Exercise requirements: Take each line containing "true" and report it exactly as written.

Recorded data:
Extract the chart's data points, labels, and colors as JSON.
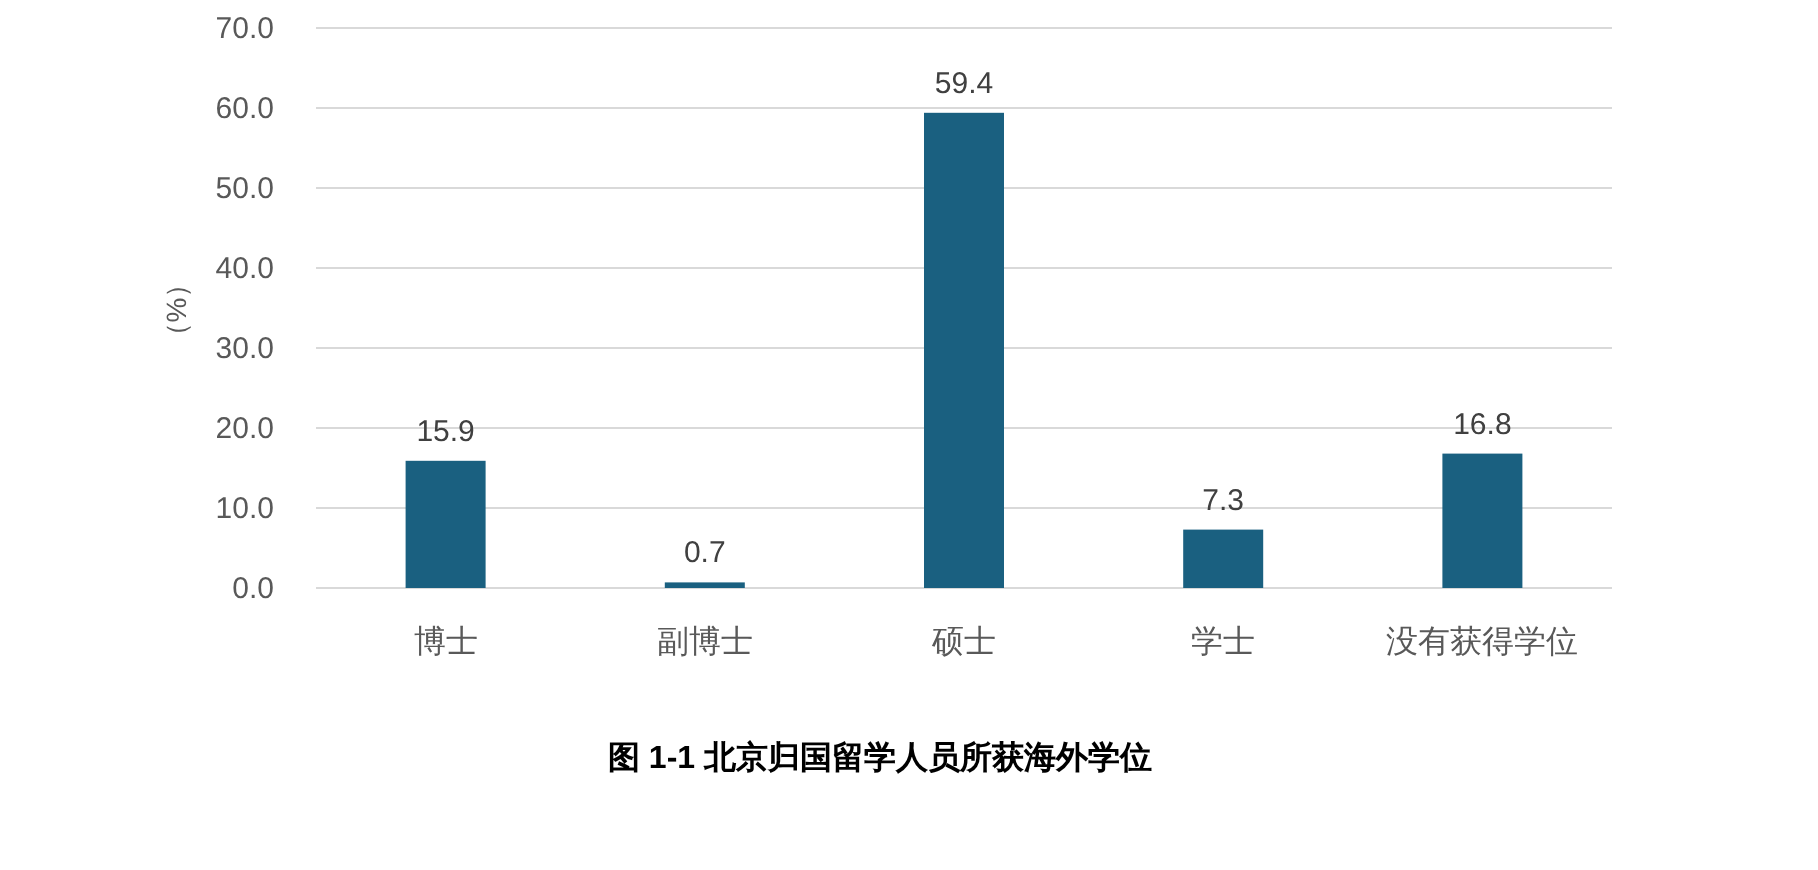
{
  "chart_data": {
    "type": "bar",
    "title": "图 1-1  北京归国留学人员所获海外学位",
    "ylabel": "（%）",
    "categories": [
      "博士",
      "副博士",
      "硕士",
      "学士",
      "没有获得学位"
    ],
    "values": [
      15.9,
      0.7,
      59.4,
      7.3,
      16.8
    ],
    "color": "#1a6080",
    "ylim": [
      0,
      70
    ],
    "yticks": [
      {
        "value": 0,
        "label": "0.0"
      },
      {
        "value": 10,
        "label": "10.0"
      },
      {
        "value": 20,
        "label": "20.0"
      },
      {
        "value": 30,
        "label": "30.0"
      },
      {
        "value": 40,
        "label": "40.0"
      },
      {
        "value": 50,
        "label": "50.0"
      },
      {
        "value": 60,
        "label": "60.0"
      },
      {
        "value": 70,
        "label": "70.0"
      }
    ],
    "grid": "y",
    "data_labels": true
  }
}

==

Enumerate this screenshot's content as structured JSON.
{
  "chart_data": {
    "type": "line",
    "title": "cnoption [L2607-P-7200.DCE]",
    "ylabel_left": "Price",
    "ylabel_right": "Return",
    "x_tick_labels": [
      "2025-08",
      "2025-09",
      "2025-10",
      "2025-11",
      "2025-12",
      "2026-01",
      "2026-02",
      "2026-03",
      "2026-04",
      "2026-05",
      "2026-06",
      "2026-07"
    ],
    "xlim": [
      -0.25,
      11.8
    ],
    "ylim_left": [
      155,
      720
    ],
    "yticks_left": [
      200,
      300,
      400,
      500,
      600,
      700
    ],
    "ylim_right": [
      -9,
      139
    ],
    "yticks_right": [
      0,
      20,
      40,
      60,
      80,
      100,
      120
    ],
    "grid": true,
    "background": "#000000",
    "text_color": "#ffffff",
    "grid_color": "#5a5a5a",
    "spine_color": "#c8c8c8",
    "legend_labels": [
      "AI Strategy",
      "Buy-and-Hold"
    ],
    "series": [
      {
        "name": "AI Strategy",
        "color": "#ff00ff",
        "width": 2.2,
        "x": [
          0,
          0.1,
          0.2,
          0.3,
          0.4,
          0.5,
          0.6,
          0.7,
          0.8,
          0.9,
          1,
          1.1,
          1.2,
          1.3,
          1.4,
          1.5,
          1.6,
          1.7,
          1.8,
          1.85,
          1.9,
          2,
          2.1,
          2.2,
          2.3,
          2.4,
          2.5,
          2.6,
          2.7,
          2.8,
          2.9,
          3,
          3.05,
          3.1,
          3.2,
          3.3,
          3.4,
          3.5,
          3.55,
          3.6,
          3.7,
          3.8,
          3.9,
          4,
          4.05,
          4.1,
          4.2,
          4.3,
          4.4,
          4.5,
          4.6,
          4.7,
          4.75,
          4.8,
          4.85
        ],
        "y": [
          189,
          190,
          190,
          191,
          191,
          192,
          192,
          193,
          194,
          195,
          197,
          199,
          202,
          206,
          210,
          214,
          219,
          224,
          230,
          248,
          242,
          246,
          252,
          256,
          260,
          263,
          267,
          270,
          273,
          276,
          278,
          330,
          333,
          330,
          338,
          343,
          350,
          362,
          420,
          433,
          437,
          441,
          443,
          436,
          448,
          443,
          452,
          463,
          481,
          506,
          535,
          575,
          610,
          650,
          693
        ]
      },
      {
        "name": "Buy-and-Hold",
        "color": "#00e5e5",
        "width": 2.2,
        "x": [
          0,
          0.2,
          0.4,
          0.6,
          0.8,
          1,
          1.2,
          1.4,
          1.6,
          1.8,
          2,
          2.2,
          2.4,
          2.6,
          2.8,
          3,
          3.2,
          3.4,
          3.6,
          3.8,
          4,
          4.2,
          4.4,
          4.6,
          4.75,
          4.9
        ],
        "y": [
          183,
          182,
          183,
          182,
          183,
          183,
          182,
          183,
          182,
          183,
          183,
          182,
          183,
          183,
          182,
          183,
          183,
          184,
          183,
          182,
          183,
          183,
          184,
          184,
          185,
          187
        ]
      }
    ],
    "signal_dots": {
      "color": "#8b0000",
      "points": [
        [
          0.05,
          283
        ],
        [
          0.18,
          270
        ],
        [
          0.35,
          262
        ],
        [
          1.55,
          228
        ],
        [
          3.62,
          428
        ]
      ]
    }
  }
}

--

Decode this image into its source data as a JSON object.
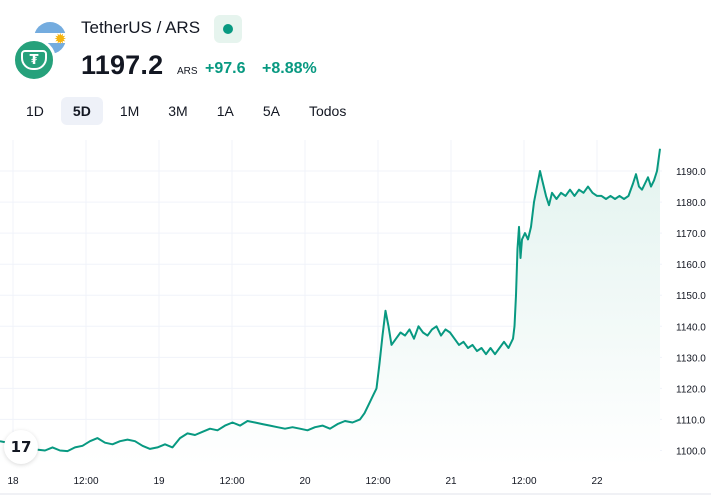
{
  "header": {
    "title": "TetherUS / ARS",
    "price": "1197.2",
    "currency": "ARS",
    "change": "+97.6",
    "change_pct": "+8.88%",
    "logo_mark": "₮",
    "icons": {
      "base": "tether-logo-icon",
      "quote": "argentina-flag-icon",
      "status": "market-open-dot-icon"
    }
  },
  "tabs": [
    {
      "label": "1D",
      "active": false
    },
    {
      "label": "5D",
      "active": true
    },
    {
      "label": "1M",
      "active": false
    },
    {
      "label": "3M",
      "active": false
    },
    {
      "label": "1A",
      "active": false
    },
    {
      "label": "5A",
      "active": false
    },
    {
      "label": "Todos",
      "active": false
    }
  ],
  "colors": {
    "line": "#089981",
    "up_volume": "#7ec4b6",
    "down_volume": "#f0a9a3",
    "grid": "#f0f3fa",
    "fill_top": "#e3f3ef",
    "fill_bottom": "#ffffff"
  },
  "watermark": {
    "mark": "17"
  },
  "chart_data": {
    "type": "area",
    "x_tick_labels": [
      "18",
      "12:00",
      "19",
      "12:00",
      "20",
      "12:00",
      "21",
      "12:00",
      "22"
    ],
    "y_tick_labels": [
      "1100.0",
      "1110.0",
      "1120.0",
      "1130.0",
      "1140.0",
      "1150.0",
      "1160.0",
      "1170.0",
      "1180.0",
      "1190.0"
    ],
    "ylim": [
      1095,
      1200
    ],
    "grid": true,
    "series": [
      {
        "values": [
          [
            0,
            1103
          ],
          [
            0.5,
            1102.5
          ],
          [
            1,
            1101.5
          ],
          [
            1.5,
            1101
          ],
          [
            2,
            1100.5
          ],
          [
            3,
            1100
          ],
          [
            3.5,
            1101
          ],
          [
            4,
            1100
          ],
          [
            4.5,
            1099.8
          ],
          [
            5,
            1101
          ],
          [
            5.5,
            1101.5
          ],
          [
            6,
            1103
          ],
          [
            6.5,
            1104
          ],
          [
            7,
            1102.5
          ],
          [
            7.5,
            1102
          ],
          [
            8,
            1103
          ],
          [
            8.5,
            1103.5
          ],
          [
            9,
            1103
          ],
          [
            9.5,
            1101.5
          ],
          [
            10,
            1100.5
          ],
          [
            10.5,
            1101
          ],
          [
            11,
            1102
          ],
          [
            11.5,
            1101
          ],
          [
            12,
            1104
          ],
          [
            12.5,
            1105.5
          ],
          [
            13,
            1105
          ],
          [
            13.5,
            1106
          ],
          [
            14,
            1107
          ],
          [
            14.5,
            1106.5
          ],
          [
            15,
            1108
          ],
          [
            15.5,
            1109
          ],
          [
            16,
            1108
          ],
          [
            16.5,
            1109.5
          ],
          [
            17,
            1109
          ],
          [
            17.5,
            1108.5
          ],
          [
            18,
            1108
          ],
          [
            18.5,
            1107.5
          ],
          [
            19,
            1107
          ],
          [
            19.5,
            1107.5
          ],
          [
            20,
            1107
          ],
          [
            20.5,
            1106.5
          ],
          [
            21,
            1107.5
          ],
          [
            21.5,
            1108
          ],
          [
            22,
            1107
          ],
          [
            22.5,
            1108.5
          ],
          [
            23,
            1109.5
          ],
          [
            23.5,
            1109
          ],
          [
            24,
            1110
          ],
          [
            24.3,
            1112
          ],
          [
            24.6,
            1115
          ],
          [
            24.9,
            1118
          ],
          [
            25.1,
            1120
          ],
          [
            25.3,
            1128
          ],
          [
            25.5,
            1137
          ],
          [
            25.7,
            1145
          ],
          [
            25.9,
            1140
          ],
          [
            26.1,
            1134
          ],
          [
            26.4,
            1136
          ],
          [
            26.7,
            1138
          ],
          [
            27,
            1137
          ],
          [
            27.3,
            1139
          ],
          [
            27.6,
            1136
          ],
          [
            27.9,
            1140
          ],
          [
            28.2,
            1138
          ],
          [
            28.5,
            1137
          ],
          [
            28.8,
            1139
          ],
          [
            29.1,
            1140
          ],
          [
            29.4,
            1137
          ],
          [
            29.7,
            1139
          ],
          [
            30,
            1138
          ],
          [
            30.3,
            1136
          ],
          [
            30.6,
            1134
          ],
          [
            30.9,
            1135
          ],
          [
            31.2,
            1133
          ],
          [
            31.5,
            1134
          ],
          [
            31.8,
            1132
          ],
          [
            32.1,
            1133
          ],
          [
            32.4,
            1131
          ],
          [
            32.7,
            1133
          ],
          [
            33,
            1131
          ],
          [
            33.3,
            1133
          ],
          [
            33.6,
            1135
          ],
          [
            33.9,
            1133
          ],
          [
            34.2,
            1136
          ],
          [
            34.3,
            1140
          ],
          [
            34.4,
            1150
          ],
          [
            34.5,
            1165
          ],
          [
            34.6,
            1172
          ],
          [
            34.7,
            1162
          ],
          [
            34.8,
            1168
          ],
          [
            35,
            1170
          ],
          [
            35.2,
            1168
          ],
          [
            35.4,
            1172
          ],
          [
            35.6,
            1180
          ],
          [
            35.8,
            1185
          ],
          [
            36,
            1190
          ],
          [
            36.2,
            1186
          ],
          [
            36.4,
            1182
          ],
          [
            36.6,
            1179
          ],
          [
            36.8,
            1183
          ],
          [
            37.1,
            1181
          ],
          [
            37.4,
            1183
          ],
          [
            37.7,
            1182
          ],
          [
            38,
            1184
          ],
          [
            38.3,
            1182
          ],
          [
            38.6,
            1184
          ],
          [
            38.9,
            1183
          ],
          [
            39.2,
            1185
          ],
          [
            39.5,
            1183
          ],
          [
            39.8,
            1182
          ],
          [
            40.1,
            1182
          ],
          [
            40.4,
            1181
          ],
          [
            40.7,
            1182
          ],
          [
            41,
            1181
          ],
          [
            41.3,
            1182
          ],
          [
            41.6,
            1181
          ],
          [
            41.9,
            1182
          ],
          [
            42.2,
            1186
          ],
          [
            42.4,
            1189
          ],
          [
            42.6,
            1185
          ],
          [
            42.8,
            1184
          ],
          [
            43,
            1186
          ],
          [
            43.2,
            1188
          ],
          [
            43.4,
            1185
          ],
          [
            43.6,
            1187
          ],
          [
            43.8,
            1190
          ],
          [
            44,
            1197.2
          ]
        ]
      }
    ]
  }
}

Complete answer:
    "data_labels": true
    "grid": true,
      "active": true
    "grid": true,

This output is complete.